> [Given request]: Copy out the entries in full and with complete accuracy; pictures are excluded.

> [Records for this task]:
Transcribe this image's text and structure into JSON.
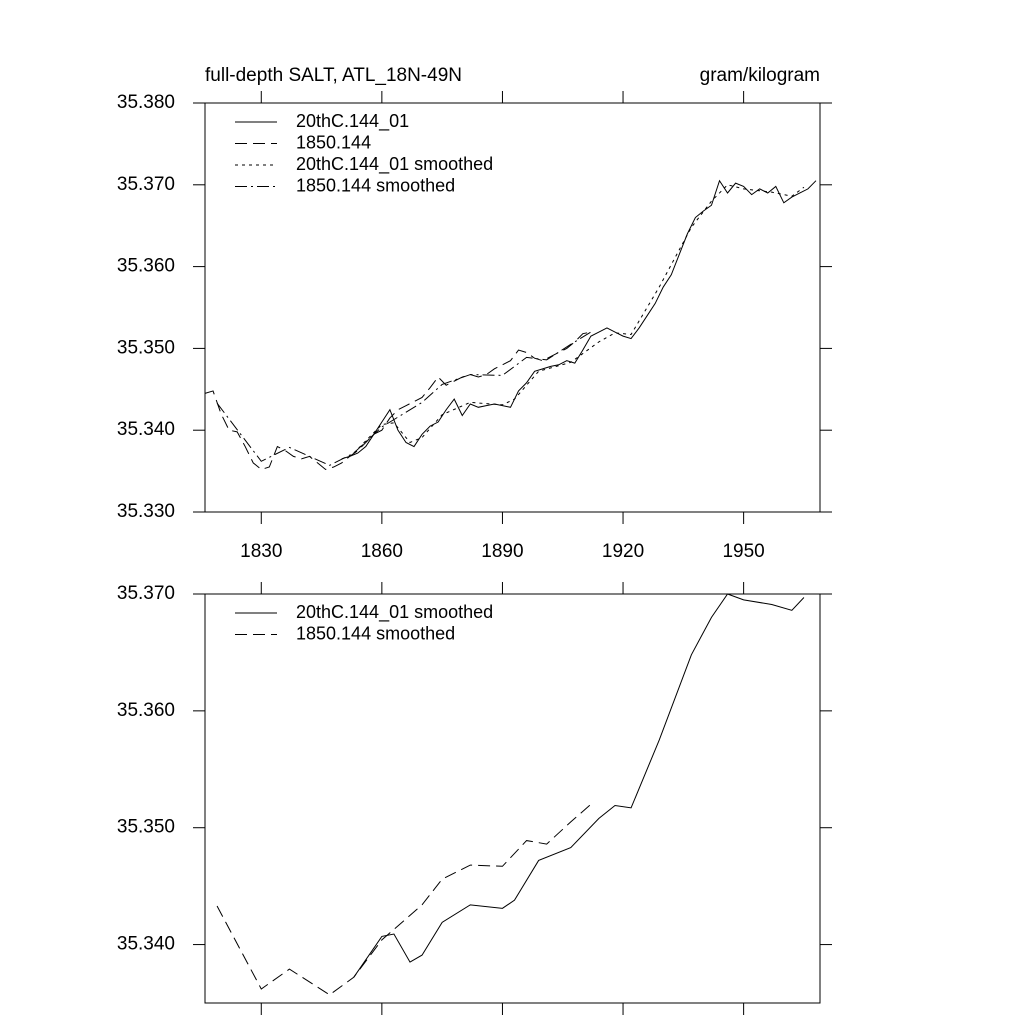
{
  "chart_data": [
    {
      "type": "line",
      "title": "full-depth SALT, ATL_18N-49N",
      "units": "gram/kilogram",
      "xlim": [
        1816,
        1969
      ],
      "xticks": [
        1830,
        1860,
        1890,
        1920,
        1950
      ],
      "show_xtick_labels": true,
      "ylim": [
        35.33,
        35.38
      ],
      "yticks": [
        {
          "value": 35.33,
          "label": "35.330"
        },
        {
          "value": 35.34,
          "label": "35.340"
        },
        {
          "value": 35.35,
          "label": "35.350"
        },
        {
          "value": 35.36,
          "label": "35.360"
        },
        {
          "value": 35.37,
          "label": "35.370"
        },
        {
          "value": 35.38,
          "label": "35.380"
        }
      ],
      "series": [
        {
          "name": "20thC.144_01",
          "color": "#000000",
          "dash": "solid",
          "x": [
            1850,
            1852,
            1854,
            1856,
            1858,
            1860,
            1862,
            1864,
            1866,
            1868,
            1870,
            1872,
            1874,
            1876,
            1878,
            1880,
            1882,
            1884,
            1886,
            1888,
            1890,
            1892,
            1894,
            1896,
            1898,
            1900,
            1902,
            1904,
            1906,
            1908,
            1910,
            1912,
            1914,
            1916,
            1918,
            1920,
            1922,
            1924,
            1926,
            1928,
            1930,
            1932,
            1934,
            1936,
            1938,
            1940,
            1942,
            1944,
            1946,
            1948,
            1950,
            1952,
            1954,
            1956,
            1958,
            1960,
            1962,
            1964,
            1966,
            1968
          ],
          "values": [
            35.3365,
            35.3368,
            35.3372,
            35.338,
            35.3395,
            35.341,
            35.3425,
            35.34,
            35.3385,
            35.338,
            35.3395,
            35.3405,
            35.341,
            35.3425,
            35.3438,
            35.3418,
            35.3432,
            35.3428,
            35.343,
            35.3432,
            35.343,
            35.3428,
            35.3448,
            35.3458,
            35.3472,
            35.3475,
            35.3478,
            35.348,
            35.3485,
            35.3482,
            35.3498,
            35.3515,
            35.352,
            35.3525,
            35.352,
            35.3515,
            35.3512,
            35.3525,
            35.354,
            35.3555,
            35.3575,
            35.359,
            35.3615,
            35.364,
            35.366,
            35.3668,
            35.3675,
            35.3705,
            35.369,
            35.3702,
            35.3698,
            35.3688,
            35.3695,
            35.369,
            35.3698,
            35.3678,
            35.3685,
            35.369,
            35.3695,
            35.3705
          ]
        },
        {
          "name": "1850.144",
          "color": "#000000",
          "dash": "dashed",
          "x": [
            1816,
            1818,
            1820,
            1822,
            1824,
            1826,
            1828,
            1830,
            1832,
            1834,
            1836,
            1838,
            1840,
            1842,
            1844,
            1846,
            1848,
            1850,
            1852,
            1854,
            1856,
            1858,
            1860,
            1862,
            1864,
            1866,
            1868,
            1870,
            1872,
            1874,
            1876,
            1878,
            1880,
            1882,
            1884,
            1886,
            1888,
            1890,
            1892,
            1894,
            1896,
            1898,
            1900,
            1902,
            1904,
            1906,
            1908,
            1910,
            1912
          ],
          "values": [
            35.3445,
            35.3448,
            35.342,
            35.34,
            35.3398,
            35.338,
            35.336,
            35.3352,
            35.3355,
            35.338,
            35.3375,
            35.3368,
            35.3365,
            35.3368,
            35.336,
            35.3352,
            35.3355,
            35.336,
            35.3368,
            35.3375,
            35.3385,
            35.3395,
            35.34,
            35.3415,
            35.3425,
            35.343,
            35.3435,
            35.344,
            35.3452,
            35.3465,
            35.3455,
            35.346,
            35.3465,
            35.3468,
            35.3465,
            35.3468,
            35.3475,
            35.348,
            35.3485,
            35.3498,
            35.3495,
            35.3488,
            35.3485,
            35.349,
            35.3495,
            35.35,
            35.3508,
            35.3518,
            35.352
          ]
        },
        {
          "name": "20thC.144_01 smoothed",
          "color": "#000000",
          "dash": "dotted",
          "x": [
            1853,
            1860,
            1863,
            1867,
            1870,
            1875,
            1882,
            1890,
            1893,
            1899,
            1907,
            1914,
            1918,
            1922,
            1929,
            1937,
            1942,
            1946,
            1950,
            1957,
            1962,
            1965
          ],
          "values": [
            35.3372,
            35.3407,
            35.3409,
            35.3385,
            35.3391,
            35.3419,
            35.3434,
            35.3431,
            35.3438,
            35.3472,
            35.3483,
            35.3508,
            35.3519,
            35.3517,
            35.3575,
            35.3648,
            35.368,
            35.37,
            35.3695,
            35.3691,
            35.3686,
            35.3697
          ]
        },
        {
          "name": "1850.144 smoothed",
          "color": "#000000",
          "dash": "dashdot",
          "x": [
            1819,
            1830,
            1837,
            1847,
            1853,
            1860,
            1870,
            1875,
            1882,
            1890,
            1896,
            1901,
            1907,
            1912
          ],
          "values": [
            35.3433,
            35.3362,
            35.3379,
            35.3357,
            35.3372,
            35.3404,
            35.3434,
            35.3456,
            35.3468,
            35.3467,
            35.3489,
            35.3486,
            35.3505,
            35.352
          ]
        }
      ]
    },
    {
      "type": "line",
      "xlim": [
        1816,
        1969
      ],
      "xticks": [
        1830,
        1860,
        1890,
        1920,
        1950
      ],
      "show_xtick_labels": false,
      "ylim": [
        35.335,
        35.37
      ],
      "yticks": [
        {
          "value": 35.34,
          "label": "35.340"
        },
        {
          "value": 35.35,
          "label": "35.350"
        },
        {
          "value": 35.36,
          "label": "35.360"
        },
        {
          "value": 35.37,
          "label": "35.370"
        }
      ],
      "series": [
        {
          "name": "20thC.144_01 smoothed",
          "color": "#000000",
          "dash": "solid",
          "x": [
            1853,
            1860,
            1863,
            1867,
            1870,
            1875,
            1882,
            1890,
            1893,
            1899,
            1907,
            1914,
            1918,
            1922,
            1929,
            1937,
            1942,
            1946,
            1950,
            1957,
            1962,
            1965
          ],
          "values": [
            35.3372,
            35.3407,
            35.3409,
            35.3385,
            35.3391,
            35.3419,
            35.3434,
            35.3431,
            35.3438,
            35.3472,
            35.3483,
            35.3508,
            35.3519,
            35.3517,
            35.3575,
            35.3648,
            35.368,
            35.37,
            35.3695,
            35.3691,
            35.3686,
            35.3697
          ]
        },
        {
          "name": "1850.144 smoothed",
          "color": "#000000",
          "dash": "dashed",
          "x": [
            1819,
            1830,
            1837,
            1847,
            1853,
            1860,
            1870,
            1875,
            1882,
            1890,
            1896,
            1901,
            1907,
            1912
          ],
          "values": [
            35.3433,
            35.3362,
            35.3379,
            35.3357,
            35.3372,
            35.3404,
            35.3434,
            35.3456,
            35.3468,
            35.3467,
            35.3489,
            35.3486,
            35.3505,
            35.352
          ]
        }
      ]
    }
  ]
}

> [Answer in full]:
Transcribe this image's text and structure into JSON.
{
  "chart_data": [
    {
      "type": "line",
      "title": "full-depth SALT, ATL_18N-49N",
      "units": "gram/kilogram",
      "xlim": [
        1816,
        1969
      ],
      "xticks": [
        1830,
        1860,
        1890,
        1920,
        1950
      ],
      "show_xtick_labels": true,
      "ylim": [
        35.33,
        35.38
      ],
      "yticks": [
        {
          "value": 35.33,
          "label": "35.330"
        },
        {
          "value": 35.34,
          "label": "35.340"
        },
        {
          "value": 35.35,
          "label": "35.350"
        },
        {
          "value": 35.36,
          "label": "35.360"
        },
        {
          "value": 35.37,
          "label": "35.370"
        },
        {
          "value": 35.38,
          "label": "35.380"
        }
      ],
      "series": [
        {
          "name": "20thC.144_01",
          "color": "#000000",
          "dash": "solid",
          "x": [
            1850,
            1852,
            1854,
            1856,
            1858,
            1860,
            1862,
            1864,
            1866,
            1868,
            1870,
            1872,
            1874,
            1876,
            1878,
            1880,
            1882,
            1884,
            1886,
            1888,
            1890,
            1892,
            1894,
            1896,
            1898,
            1900,
            1902,
            1904,
            1906,
            1908,
            1910,
            1912,
            1914,
            1916,
            1918,
            1920,
            1922,
            1924,
            1926,
            1928,
            1930,
            1932,
            1934,
            1936,
            1938,
            1940,
            1942,
            1944,
            1946,
            1948,
            1950,
            1952,
            1954,
            1956,
            1958,
            1960,
            1962,
            1964,
            1966,
            1968
          ],
          "values": [
            35.3365,
            35.3368,
            35.3372,
            35.338,
            35.3395,
            35.341,
            35.3425,
            35.34,
            35.3385,
            35.338,
            35.3395,
            35.3405,
            35.341,
            35.3425,
            35.3438,
            35.3418,
            35.3432,
            35.3428,
            35.343,
            35.3432,
            35.343,
            35.3428,
            35.3448,
            35.3458,
            35.3472,
            35.3475,
            35.3478,
            35.348,
            35.3485,
            35.3482,
            35.3498,
            35.3515,
            35.352,
            35.3525,
            35.352,
            35.3515,
            35.3512,
            35.3525,
            35.354,
            35.3555,
            35.3575,
            35.359,
            35.3615,
            35.364,
            35.366,
            35.3668,
            35.3675,
            35.3705,
            35.369,
            35.3702,
            35.3698,
            35.3688,
            35.3695,
            35.369,
            35.3698,
            35.3678,
            35.3685,
            35.369,
            35.3695,
            35.3705
          ]
        },
        {
          "name": "1850.144",
          "color": "#000000",
          "dash": "dashed",
          "x": [
            1816,
            1818,
            1820,
            1822,
            1824,
            1826,
            1828,
            1830,
            1832,
            1834,
            1836,
            1838,
            1840,
            1842,
            1844,
            1846,
            1848,
            1850,
            1852,
            1854,
            1856,
            1858,
            1860,
            1862,
            1864,
            1866,
            1868,
            1870,
            1872,
            1874,
            1876,
            1878,
            1880,
            1882,
            1884,
            1886,
            1888,
            1890,
            1892,
            1894,
            1896,
            1898,
            1900,
            1902,
            1904,
            1906,
            1908,
            1910,
            1912
          ],
          "values": [
            35.3445,
            35.3448,
            35.342,
            35.34,
            35.3398,
            35.338,
            35.336,
            35.3352,
            35.3355,
            35.338,
            35.3375,
            35.3368,
            35.3365,
            35.3368,
            35.336,
            35.3352,
            35.3355,
            35.336,
            35.3368,
            35.3375,
            35.3385,
            35.3395,
            35.34,
            35.3415,
            35.3425,
            35.343,
            35.3435,
            35.344,
            35.3452,
            35.3465,
            35.3455,
            35.346,
            35.3465,
            35.3468,
            35.3465,
            35.3468,
            35.3475,
            35.348,
            35.3485,
            35.3498,
            35.3495,
            35.3488,
            35.3485,
            35.349,
            35.3495,
            35.35,
            35.3508,
            35.3518,
            35.352
          ]
        },
        {
          "name": "20thC.144_01 smoothed",
          "color": "#000000",
          "dash": "dotted",
          "x": [
            1853,
            1860,
            1863,
            1867,
            1870,
            1875,
            1882,
            1890,
            1893,
            1899,
            1907,
            1914,
            1918,
            1922,
            1929,
            1937,
            1942,
            1946,
            1950,
            1957,
            1962,
            1965
          ],
          "values": [
            35.3372,
            35.3407,
            35.3409,
            35.3385,
            35.3391,
            35.3419,
            35.3434,
            35.3431,
            35.3438,
            35.3472,
            35.3483,
            35.3508,
            35.3519,
            35.3517,
            35.3575,
            35.3648,
            35.368,
            35.37,
            35.3695,
            35.3691,
            35.3686,
            35.3697
          ]
        },
        {
          "name": "1850.144 smoothed",
          "color": "#000000",
          "dash": "dashdot",
          "x": [
            1819,
            1830,
            1837,
            1847,
            1853,
            1860,
            1870,
            1875,
            1882,
            1890,
            1896,
            1901,
            1907,
            1912
          ],
          "values": [
            35.3433,
            35.3362,
            35.3379,
            35.3357,
            35.3372,
            35.3404,
            35.3434,
            35.3456,
            35.3468,
            35.3467,
            35.3489,
            35.3486,
            35.3505,
            35.352
          ]
        }
      ]
    },
    {
      "type": "line",
      "xlim": [
        1816,
        1969
      ],
      "xticks": [
        1830,
        1860,
        1890,
        1920,
        1950
      ],
      "show_xtick_labels": false,
      "ylim": [
        35.335,
        35.37
      ],
      "yticks": [
        {
          "value": 35.34,
          "label": "35.340"
        },
        {
          "value": 35.35,
          "label": "35.350"
        },
        {
          "value": 35.36,
          "label": "35.360"
        },
        {
          "value": 35.37,
          "label": "35.370"
        }
      ],
      "series": [
        {
          "name": "20thC.144_01 smoothed",
          "color": "#000000",
          "dash": "solid",
          "x": [
            1853,
            1860,
            1863,
            1867,
            1870,
            1875,
            1882,
            1890,
            1893,
            1899,
            1907,
            1914,
            1918,
            1922,
            1929,
            1937,
            1942,
            1946,
            1950,
            1957,
            1962,
            1965
          ],
          "values": [
            35.3372,
            35.3407,
            35.3409,
            35.3385,
            35.3391,
            35.3419,
            35.3434,
            35.3431,
            35.3438,
            35.3472,
            35.3483,
            35.3508,
            35.3519,
            35.3517,
            35.3575,
            35.3648,
            35.368,
            35.37,
            35.3695,
            35.3691,
            35.3686,
            35.3697
          ]
        },
        {
          "name": "1850.144 smoothed",
          "color": "#000000",
          "dash": "dashed",
          "x": [
            1819,
            1830,
            1837,
            1847,
            1853,
            1860,
            1870,
            1875,
            1882,
            1890,
            1896,
            1901,
            1907,
            1912
          ],
          "values": [
            35.3433,
            35.3362,
            35.3379,
            35.3357,
            35.3372,
            35.3404,
            35.3434,
            35.3456,
            35.3468,
            35.3467,
            35.3489,
            35.3486,
            35.3505,
            35.352
          ]
        }
      ]
    }
  ]
}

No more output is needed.